_SET PROBLEM_:
Output the full listing below exactly, without the pictures.
** start of RECORDS FOR PROCESSING **
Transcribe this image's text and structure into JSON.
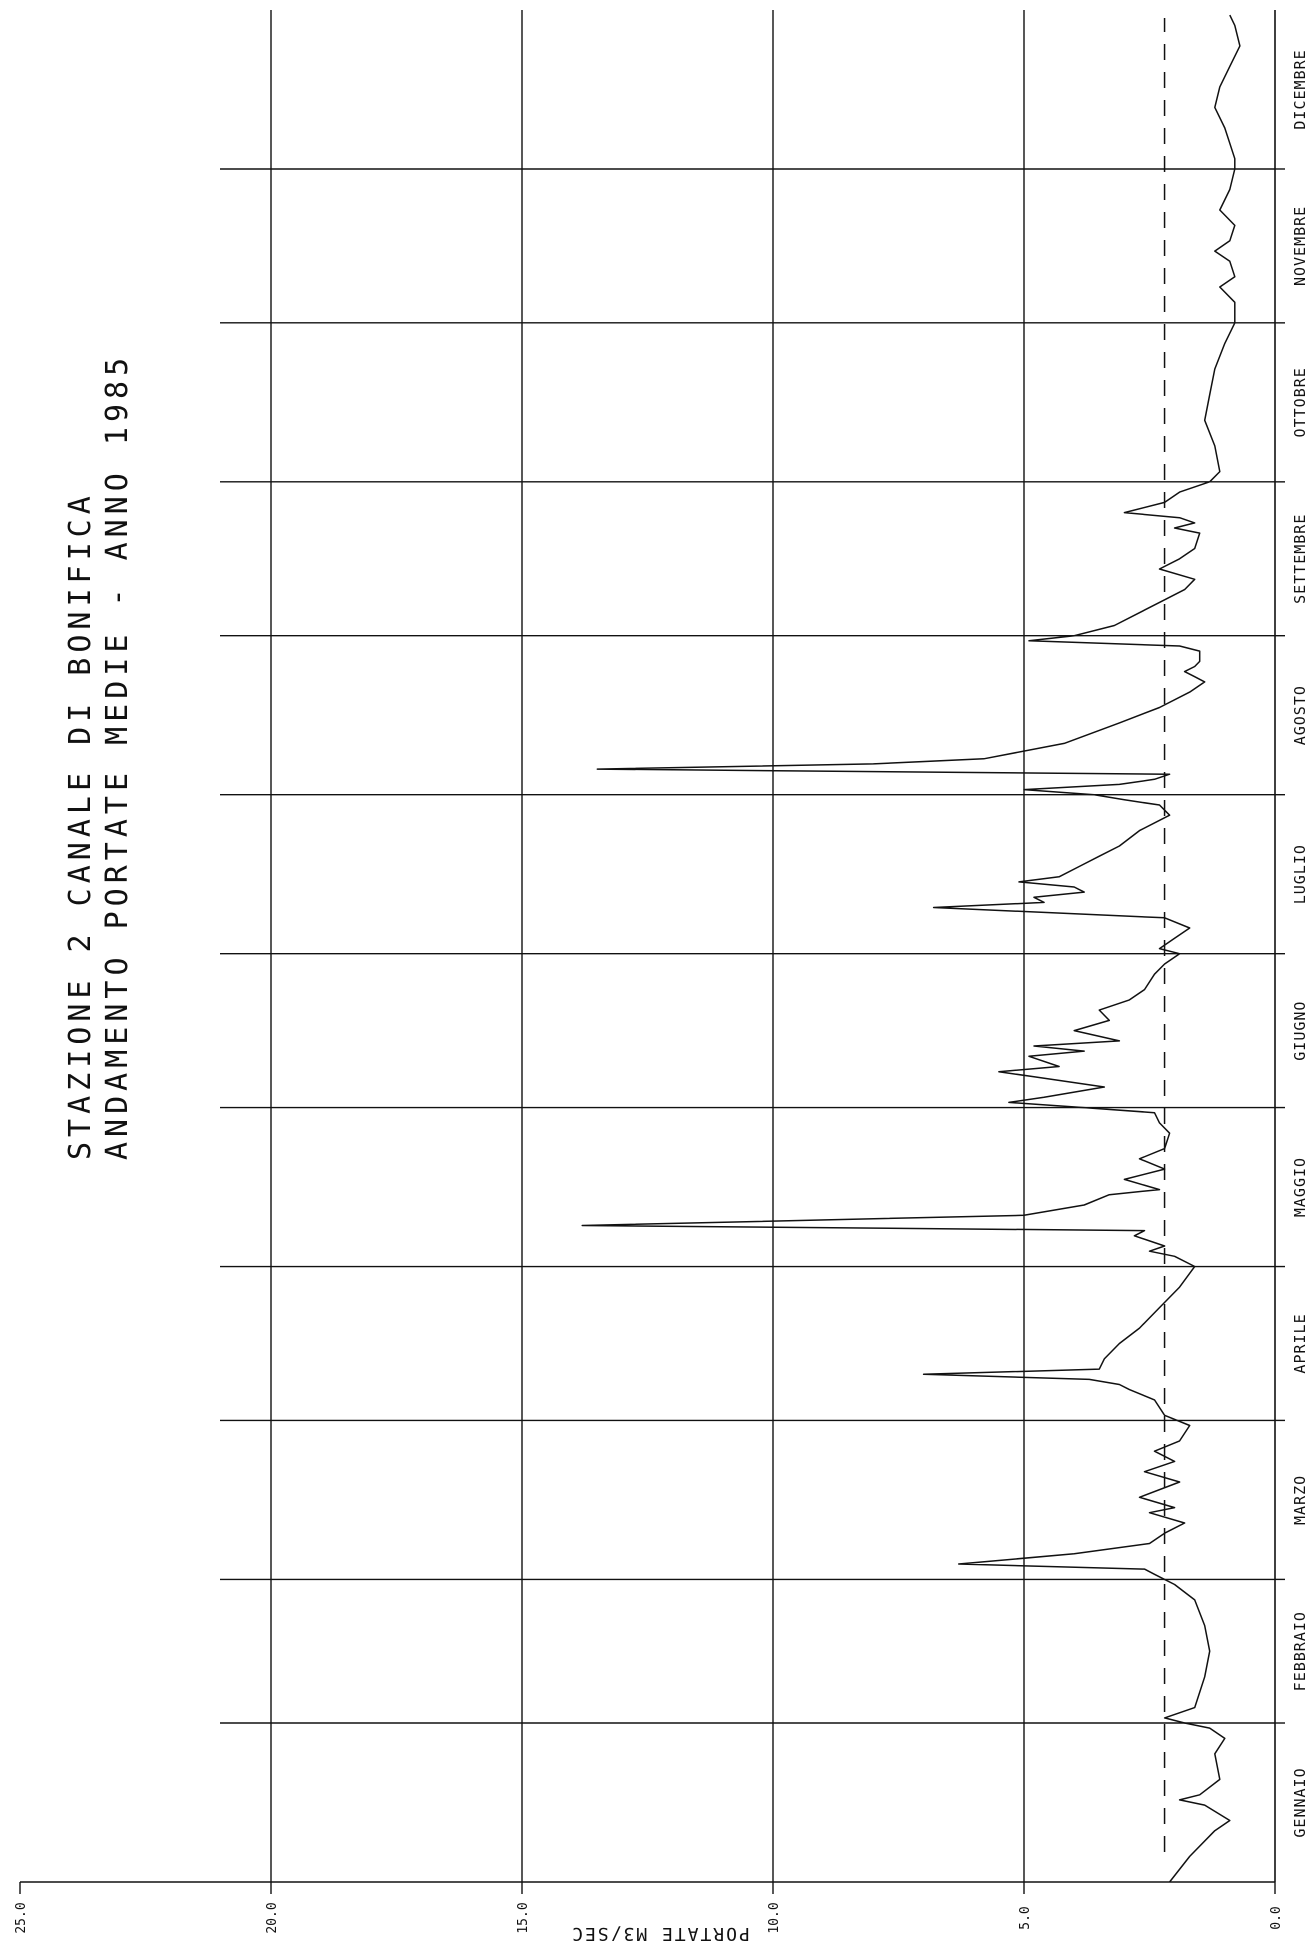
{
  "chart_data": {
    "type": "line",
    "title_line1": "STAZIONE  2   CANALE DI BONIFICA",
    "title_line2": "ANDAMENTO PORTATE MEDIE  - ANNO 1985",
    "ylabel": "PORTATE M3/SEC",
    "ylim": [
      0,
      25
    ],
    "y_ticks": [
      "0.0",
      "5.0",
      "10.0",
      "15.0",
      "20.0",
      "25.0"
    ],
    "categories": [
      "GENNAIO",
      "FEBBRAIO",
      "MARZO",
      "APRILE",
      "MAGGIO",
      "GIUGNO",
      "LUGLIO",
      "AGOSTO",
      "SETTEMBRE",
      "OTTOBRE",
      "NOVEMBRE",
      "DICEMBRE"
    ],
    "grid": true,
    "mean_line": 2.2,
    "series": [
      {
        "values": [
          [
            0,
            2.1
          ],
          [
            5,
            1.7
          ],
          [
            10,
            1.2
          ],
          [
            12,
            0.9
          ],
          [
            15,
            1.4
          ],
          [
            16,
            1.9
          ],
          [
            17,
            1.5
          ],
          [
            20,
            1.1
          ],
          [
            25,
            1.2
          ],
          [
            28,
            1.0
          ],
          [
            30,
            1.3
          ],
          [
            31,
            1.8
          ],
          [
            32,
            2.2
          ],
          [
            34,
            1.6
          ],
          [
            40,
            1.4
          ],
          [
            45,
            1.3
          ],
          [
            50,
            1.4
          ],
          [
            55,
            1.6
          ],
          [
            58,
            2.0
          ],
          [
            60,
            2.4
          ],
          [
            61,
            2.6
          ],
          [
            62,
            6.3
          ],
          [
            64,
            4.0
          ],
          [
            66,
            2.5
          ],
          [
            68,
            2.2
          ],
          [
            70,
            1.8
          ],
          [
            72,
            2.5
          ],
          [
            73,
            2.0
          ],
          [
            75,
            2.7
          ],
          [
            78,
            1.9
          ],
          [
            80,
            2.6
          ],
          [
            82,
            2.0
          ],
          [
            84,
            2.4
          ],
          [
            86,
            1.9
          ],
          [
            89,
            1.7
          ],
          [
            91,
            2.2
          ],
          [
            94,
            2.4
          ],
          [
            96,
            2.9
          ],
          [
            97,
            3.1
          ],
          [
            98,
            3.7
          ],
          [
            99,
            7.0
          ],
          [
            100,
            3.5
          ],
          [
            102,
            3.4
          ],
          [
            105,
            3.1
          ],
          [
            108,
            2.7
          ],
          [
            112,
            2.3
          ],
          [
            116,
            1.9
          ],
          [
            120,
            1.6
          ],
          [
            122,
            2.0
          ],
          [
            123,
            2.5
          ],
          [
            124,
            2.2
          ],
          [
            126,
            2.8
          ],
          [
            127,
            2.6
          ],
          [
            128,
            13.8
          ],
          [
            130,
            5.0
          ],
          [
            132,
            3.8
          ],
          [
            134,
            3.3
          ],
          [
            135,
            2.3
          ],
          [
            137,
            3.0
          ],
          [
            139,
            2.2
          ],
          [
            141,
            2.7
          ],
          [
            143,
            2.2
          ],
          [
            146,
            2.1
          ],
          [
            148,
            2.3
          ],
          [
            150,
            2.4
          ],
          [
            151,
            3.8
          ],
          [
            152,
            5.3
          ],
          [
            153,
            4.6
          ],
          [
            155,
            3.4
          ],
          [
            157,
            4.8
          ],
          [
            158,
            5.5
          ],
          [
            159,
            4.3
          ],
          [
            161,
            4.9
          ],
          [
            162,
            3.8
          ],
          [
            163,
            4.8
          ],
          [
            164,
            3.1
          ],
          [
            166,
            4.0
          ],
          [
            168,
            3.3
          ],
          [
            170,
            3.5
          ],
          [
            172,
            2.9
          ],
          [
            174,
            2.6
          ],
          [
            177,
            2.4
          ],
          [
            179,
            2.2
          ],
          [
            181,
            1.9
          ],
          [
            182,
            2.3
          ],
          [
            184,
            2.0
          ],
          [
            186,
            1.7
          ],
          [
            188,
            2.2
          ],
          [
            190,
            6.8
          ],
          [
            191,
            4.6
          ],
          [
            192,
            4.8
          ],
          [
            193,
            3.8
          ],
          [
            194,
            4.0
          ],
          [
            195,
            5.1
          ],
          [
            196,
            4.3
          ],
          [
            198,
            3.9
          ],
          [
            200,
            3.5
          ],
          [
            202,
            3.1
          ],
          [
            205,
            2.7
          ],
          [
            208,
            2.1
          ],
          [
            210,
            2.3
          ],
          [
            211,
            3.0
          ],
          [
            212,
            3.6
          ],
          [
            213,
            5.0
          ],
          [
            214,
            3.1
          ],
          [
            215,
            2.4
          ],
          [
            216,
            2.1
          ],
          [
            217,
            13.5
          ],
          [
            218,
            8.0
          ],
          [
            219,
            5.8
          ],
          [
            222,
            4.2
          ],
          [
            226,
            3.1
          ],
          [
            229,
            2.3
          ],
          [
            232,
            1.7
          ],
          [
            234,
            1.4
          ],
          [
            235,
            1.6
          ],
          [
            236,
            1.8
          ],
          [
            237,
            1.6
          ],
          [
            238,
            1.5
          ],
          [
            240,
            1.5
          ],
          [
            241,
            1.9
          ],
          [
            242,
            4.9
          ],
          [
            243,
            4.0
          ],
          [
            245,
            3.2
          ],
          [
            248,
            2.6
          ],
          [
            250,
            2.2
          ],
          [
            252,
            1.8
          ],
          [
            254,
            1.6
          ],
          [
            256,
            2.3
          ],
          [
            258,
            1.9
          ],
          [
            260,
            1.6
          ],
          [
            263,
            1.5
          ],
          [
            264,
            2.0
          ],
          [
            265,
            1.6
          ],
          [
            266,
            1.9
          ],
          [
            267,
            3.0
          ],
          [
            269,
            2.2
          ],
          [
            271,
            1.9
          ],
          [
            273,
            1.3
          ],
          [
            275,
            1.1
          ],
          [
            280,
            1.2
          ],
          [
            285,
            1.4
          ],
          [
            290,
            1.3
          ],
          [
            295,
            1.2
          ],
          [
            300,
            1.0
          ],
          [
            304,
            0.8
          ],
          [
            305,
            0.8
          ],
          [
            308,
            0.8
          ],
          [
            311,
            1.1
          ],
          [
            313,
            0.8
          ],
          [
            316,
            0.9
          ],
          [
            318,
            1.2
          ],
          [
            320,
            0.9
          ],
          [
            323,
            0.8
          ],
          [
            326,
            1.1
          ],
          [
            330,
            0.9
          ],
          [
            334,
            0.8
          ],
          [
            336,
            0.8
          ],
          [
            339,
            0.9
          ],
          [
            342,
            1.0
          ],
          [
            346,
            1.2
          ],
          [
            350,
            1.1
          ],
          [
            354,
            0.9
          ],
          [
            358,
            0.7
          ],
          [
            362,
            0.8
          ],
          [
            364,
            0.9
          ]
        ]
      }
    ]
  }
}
** end of RECORDS FOR PROCESSING **
_ANSWER TO THIS PROBLEM_:
Transcribe this image's text and structure into JSON.
{
  "chart_data": {
    "type": "line",
    "title_line1": "STAZIONE  2   CANALE DI BONIFICA",
    "title_line2": "ANDAMENTO PORTATE MEDIE  - ANNO 1985",
    "ylabel": "PORTATE M3/SEC",
    "ylim": [
      0,
      25
    ],
    "y_ticks": [
      "0.0",
      "5.0",
      "10.0",
      "15.0",
      "20.0",
      "25.0"
    ],
    "categories": [
      "GENNAIO",
      "FEBBRAIO",
      "MARZO",
      "APRILE",
      "MAGGIO",
      "GIUGNO",
      "LUGLIO",
      "AGOSTO",
      "SETTEMBRE",
      "OTTOBRE",
      "NOVEMBRE",
      "DICEMBRE"
    ],
    "grid": true,
    "mean_line": 2.2,
    "series": [
      {
        "values": [
          [
            0,
            2.1
          ],
          [
            5,
            1.7
          ],
          [
            10,
            1.2
          ],
          [
            12,
            0.9
          ],
          [
            15,
            1.4
          ],
          [
            16,
            1.9
          ],
          [
            17,
            1.5
          ],
          [
            20,
            1.1
          ],
          [
            25,
            1.2
          ],
          [
            28,
            1.0
          ],
          [
            30,
            1.3
          ],
          [
            31,
            1.8
          ],
          [
            32,
            2.2
          ],
          [
            34,
            1.6
          ],
          [
            40,
            1.4
          ],
          [
            45,
            1.3
          ],
          [
            50,
            1.4
          ],
          [
            55,
            1.6
          ],
          [
            58,
            2.0
          ],
          [
            60,
            2.4
          ],
          [
            61,
            2.6
          ],
          [
            62,
            6.3
          ],
          [
            64,
            4.0
          ],
          [
            66,
            2.5
          ],
          [
            68,
            2.2
          ],
          [
            70,
            1.8
          ],
          [
            72,
            2.5
          ],
          [
            73,
            2.0
          ],
          [
            75,
            2.7
          ],
          [
            78,
            1.9
          ],
          [
            80,
            2.6
          ],
          [
            82,
            2.0
          ],
          [
            84,
            2.4
          ],
          [
            86,
            1.9
          ],
          [
            89,
            1.7
          ],
          [
            91,
            2.2
          ],
          [
            94,
            2.4
          ],
          [
            96,
            2.9
          ],
          [
            97,
            3.1
          ],
          [
            98,
            3.7
          ],
          [
            99,
            7.0
          ],
          [
            100,
            3.5
          ],
          [
            102,
            3.4
          ],
          [
            105,
            3.1
          ],
          [
            108,
            2.7
          ],
          [
            112,
            2.3
          ],
          [
            116,
            1.9
          ],
          [
            120,
            1.6
          ],
          [
            122,
            2.0
          ],
          [
            123,
            2.5
          ],
          [
            124,
            2.2
          ],
          [
            126,
            2.8
          ],
          [
            127,
            2.6
          ],
          [
            128,
            13.8
          ],
          [
            130,
            5.0
          ],
          [
            132,
            3.8
          ],
          [
            134,
            3.3
          ],
          [
            135,
            2.3
          ],
          [
            137,
            3.0
          ],
          [
            139,
            2.2
          ],
          [
            141,
            2.7
          ],
          [
            143,
            2.2
          ],
          [
            146,
            2.1
          ],
          [
            148,
            2.3
          ],
          [
            150,
            2.4
          ],
          [
            151,
            3.8
          ],
          [
            152,
            5.3
          ],
          [
            153,
            4.6
          ],
          [
            155,
            3.4
          ],
          [
            157,
            4.8
          ],
          [
            158,
            5.5
          ],
          [
            159,
            4.3
          ],
          [
            161,
            4.9
          ],
          [
            162,
            3.8
          ],
          [
            163,
            4.8
          ],
          [
            164,
            3.1
          ],
          [
            166,
            4.0
          ],
          [
            168,
            3.3
          ],
          [
            170,
            3.5
          ],
          [
            172,
            2.9
          ],
          [
            174,
            2.6
          ],
          [
            177,
            2.4
          ],
          [
            179,
            2.2
          ],
          [
            181,
            1.9
          ],
          [
            182,
            2.3
          ],
          [
            184,
            2.0
          ],
          [
            186,
            1.7
          ],
          [
            188,
            2.2
          ],
          [
            190,
            6.8
          ],
          [
            191,
            4.6
          ],
          [
            192,
            4.8
          ],
          [
            193,
            3.8
          ],
          [
            194,
            4.0
          ],
          [
            195,
            5.1
          ],
          [
            196,
            4.3
          ],
          [
            198,
            3.9
          ],
          [
            200,
            3.5
          ],
          [
            202,
            3.1
          ],
          [
            205,
            2.7
          ],
          [
            208,
            2.1
          ],
          [
            210,
            2.3
          ],
          [
            211,
            3.0
          ],
          [
            212,
            3.6
          ],
          [
            213,
            5.0
          ],
          [
            214,
            3.1
          ],
          [
            215,
            2.4
          ],
          [
            216,
            2.1
          ],
          [
            217,
            13.5
          ],
          [
            218,
            8.0
          ],
          [
            219,
            5.8
          ],
          [
            222,
            4.2
          ],
          [
            226,
            3.1
          ],
          [
            229,
            2.3
          ],
          [
            232,
            1.7
          ],
          [
            234,
            1.4
          ],
          [
            235,
            1.6
          ],
          [
            236,
            1.8
          ],
          [
            237,
            1.6
          ],
          [
            238,
            1.5
          ],
          [
            240,
            1.5
          ],
          [
            241,
            1.9
          ],
          [
            242,
            4.9
          ],
          [
            243,
            4.0
          ],
          [
            245,
            3.2
          ],
          [
            248,
            2.6
          ],
          [
            250,
            2.2
          ],
          [
            252,
            1.8
          ],
          [
            254,
            1.6
          ],
          [
            256,
            2.3
          ],
          [
            258,
            1.9
          ],
          [
            260,
            1.6
          ],
          [
            263,
            1.5
          ],
          [
            264,
            2.0
          ],
          [
            265,
            1.6
          ],
          [
            266,
            1.9
          ],
          [
            267,
            3.0
          ],
          [
            269,
            2.2
          ],
          [
            271,
            1.9
          ],
          [
            273,
            1.3
          ],
          [
            275,
            1.1
          ],
          [
            280,
            1.2
          ],
          [
            285,
            1.4
          ],
          [
            290,
            1.3
          ],
          [
            295,
            1.2
          ],
          [
            300,
            1.0
          ],
          [
            304,
            0.8
          ],
          [
            305,
            0.8
          ],
          [
            308,
            0.8
          ],
          [
            311,
            1.1
          ],
          [
            313,
            0.8
          ],
          [
            316,
            0.9
          ],
          [
            318,
            1.2
          ],
          [
            320,
            0.9
          ],
          [
            323,
            0.8
          ],
          [
            326,
            1.1
          ],
          [
            330,
            0.9
          ],
          [
            334,
            0.8
          ],
          [
            336,
            0.8
          ],
          [
            339,
            0.9
          ],
          [
            342,
            1.0
          ],
          [
            346,
            1.2
          ],
          [
            350,
            1.1
          ],
          [
            354,
            0.9
          ],
          [
            358,
            0.7
          ],
          [
            362,
            0.8
          ],
          [
            364,
            0.9
          ]
        ]
      }
    ]
  }
}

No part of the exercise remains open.